▸ INSTRUCTION: Using the listing below, report all lines holding the word "labels".

▸ DATA FOR THE TASK:
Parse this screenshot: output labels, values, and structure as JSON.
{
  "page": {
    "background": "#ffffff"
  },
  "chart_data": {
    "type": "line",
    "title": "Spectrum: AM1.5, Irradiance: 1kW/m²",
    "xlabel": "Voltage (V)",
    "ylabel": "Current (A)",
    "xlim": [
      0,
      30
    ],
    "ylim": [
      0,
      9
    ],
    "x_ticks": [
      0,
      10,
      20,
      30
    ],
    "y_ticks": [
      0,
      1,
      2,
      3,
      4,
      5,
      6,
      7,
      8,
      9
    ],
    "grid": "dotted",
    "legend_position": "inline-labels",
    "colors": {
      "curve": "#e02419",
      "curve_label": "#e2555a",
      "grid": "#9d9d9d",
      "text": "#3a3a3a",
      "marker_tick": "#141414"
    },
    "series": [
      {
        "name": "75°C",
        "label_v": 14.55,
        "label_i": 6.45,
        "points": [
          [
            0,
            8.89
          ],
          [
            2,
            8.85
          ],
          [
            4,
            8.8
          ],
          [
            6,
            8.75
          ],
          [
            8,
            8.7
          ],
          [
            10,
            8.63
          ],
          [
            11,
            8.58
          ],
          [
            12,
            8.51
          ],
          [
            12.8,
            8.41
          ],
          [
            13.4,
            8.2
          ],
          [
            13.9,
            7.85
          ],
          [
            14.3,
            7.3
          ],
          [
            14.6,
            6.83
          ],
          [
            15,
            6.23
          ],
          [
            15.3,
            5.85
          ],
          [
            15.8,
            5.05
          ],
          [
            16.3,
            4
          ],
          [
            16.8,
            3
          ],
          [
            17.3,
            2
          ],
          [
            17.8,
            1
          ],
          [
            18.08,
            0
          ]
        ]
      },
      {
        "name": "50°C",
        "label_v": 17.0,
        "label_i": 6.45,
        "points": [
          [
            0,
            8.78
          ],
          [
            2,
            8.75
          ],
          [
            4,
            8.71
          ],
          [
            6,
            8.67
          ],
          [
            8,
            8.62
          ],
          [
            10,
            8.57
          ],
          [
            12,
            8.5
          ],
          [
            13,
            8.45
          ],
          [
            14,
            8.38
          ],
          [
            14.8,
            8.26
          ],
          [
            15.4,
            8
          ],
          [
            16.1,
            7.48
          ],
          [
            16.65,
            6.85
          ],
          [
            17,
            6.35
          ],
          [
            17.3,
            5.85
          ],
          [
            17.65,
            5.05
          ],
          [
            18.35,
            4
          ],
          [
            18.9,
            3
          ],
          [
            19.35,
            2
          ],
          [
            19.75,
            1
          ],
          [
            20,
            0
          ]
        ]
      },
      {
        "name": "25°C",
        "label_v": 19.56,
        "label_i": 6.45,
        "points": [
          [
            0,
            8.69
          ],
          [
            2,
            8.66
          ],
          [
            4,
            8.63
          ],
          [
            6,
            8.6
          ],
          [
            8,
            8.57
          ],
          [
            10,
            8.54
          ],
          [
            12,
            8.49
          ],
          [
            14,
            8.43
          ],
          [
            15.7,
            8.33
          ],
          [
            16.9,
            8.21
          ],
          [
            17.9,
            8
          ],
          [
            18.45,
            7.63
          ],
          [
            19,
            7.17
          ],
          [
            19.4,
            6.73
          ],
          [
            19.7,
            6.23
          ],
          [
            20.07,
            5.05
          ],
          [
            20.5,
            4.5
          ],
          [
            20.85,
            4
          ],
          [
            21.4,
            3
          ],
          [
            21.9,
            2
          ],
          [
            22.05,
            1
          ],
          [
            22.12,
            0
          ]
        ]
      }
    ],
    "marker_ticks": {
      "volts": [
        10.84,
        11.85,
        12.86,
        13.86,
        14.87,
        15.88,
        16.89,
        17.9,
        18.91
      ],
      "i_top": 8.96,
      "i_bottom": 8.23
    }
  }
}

▸ RESULT:
Parse this screenshot: output labels, values, and structure as JSON.
    "legend_position": "inline-labels",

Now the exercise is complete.